| WHAT IS BEING ASKED |
Copy every record below, exactly as written.

• • •

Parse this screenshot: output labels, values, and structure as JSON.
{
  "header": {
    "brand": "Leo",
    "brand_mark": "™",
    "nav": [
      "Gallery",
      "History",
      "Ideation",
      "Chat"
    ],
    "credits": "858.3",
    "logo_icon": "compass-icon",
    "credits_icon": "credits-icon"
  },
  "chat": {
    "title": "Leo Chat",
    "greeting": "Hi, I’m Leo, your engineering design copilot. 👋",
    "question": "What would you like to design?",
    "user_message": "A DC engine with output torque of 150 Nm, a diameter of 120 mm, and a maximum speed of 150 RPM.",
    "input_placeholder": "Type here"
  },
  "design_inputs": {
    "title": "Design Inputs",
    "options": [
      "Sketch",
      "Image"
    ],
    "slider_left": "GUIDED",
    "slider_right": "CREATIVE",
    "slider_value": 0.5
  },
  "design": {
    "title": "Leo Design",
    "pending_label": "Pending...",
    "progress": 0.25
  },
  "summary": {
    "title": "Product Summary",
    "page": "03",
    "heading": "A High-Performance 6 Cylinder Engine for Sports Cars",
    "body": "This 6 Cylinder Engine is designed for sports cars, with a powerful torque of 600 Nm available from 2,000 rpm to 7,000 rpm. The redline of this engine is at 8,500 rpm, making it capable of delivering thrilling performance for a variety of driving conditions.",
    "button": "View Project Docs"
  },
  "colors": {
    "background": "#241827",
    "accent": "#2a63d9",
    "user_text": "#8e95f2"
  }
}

• • •

| RESPONSE TO THIS TASK |
Parse this screenshot: output labels, values, and structure as JSON.
{
  "header": {
    "brand": "Leo",
    "brand_mark": "™",
    "nav": [
      "Gallery",
      "History",
      "Ideation",
      "Chat"
    ],
    "credits": "858.3",
    "logo_icon": "compass-icon",
    "credits_icon": "credits-icon"
  },
  "chat": {
    "title": "Leo Chat",
    "greeting": "Hi, I’m Leo, your engineering design copilot. 👋",
    "question": "What would you like to design?",
    "user_message": "A DC engine with output torque of 150 Nm, a diameter of 120 mm, and a maximum speed of 150 RPM.",
    "input_placeholder": "Type here"
  },
  "design_inputs": {
    "title": "Design Inputs",
    "options": [
      "Sketch",
      "Image"
    ],
    "slider_left": "GUIDED",
    "slider_right": "CREATIVE",
    "slider_value": 0.5
  },
  "design": {
    "title": "Leo Design",
    "pending_label": "Pending...",
    "progress": 0.25
  },
  "summary": {
    "title": "Product Summary",
    "page": "03",
    "heading": "A High-Performance 6 Cylinder Engine for Sports Cars",
    "body": "This 6 Cylinder Engine is designed for sports cars, with a powerful torque of 600 Nm available from 2,000 rpm to 7,000 rpm. The redline of this engine is at 8,500 rpm, making it capable of delivering thrilling performance for a variety of driving conditions.",
    "button": "View Project Docs"
  },
  "colors": {
    "background": "#241827",
    "accent": "#2a63d9",
    "user_text": "#8e95f2"
  }
}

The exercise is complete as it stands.